Your task — Where a line holds the word "image", copy that line.

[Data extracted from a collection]
+++

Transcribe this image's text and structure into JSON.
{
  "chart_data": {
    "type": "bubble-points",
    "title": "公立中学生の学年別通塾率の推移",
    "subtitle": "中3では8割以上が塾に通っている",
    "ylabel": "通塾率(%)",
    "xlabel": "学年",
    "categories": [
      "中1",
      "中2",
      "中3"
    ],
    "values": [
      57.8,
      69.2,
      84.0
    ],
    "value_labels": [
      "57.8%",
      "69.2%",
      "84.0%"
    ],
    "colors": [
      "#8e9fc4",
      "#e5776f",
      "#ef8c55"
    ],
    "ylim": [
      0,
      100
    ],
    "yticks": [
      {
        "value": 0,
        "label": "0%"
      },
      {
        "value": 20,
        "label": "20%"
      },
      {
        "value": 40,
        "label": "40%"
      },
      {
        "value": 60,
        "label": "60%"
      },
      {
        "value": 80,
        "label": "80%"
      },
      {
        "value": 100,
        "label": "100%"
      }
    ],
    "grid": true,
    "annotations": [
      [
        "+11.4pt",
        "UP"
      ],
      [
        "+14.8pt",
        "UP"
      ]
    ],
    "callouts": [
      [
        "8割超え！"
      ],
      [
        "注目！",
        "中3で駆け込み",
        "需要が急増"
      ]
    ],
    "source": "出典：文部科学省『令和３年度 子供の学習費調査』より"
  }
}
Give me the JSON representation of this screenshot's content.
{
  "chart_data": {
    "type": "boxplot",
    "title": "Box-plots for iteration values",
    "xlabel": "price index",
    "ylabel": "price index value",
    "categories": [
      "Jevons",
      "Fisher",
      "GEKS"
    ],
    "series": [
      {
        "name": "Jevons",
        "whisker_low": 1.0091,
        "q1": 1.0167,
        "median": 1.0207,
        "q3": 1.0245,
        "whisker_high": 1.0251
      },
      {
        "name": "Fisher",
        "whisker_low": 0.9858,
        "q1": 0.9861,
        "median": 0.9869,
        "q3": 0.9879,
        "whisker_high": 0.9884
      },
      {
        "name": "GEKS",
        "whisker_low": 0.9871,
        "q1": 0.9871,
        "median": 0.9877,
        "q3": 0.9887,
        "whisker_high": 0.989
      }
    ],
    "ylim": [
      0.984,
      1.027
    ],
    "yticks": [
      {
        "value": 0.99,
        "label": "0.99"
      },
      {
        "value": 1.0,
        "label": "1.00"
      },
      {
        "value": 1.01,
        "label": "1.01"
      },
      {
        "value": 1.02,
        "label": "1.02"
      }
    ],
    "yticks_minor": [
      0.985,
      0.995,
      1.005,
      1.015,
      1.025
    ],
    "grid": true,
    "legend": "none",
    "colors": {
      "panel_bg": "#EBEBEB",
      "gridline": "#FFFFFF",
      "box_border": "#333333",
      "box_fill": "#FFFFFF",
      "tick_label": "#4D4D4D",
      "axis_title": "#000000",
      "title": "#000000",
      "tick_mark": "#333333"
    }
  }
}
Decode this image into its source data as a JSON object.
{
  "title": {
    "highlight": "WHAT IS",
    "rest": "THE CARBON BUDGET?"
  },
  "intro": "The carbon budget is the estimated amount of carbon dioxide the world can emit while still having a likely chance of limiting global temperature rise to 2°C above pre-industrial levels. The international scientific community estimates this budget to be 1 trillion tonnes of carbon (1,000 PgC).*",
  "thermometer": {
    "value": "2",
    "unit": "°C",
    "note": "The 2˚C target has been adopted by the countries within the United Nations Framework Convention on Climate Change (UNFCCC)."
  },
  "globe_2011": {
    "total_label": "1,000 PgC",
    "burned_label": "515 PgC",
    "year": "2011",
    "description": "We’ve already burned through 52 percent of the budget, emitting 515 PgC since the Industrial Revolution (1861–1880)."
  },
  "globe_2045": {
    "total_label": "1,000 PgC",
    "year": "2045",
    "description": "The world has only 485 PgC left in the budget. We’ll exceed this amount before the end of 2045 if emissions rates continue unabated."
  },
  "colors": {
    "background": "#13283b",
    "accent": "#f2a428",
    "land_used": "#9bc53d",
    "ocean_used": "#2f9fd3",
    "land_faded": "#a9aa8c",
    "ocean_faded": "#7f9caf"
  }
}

+++

Result —
Transcribe this image's text and structure into JSON.
Decode this image into its source data as a JSON object.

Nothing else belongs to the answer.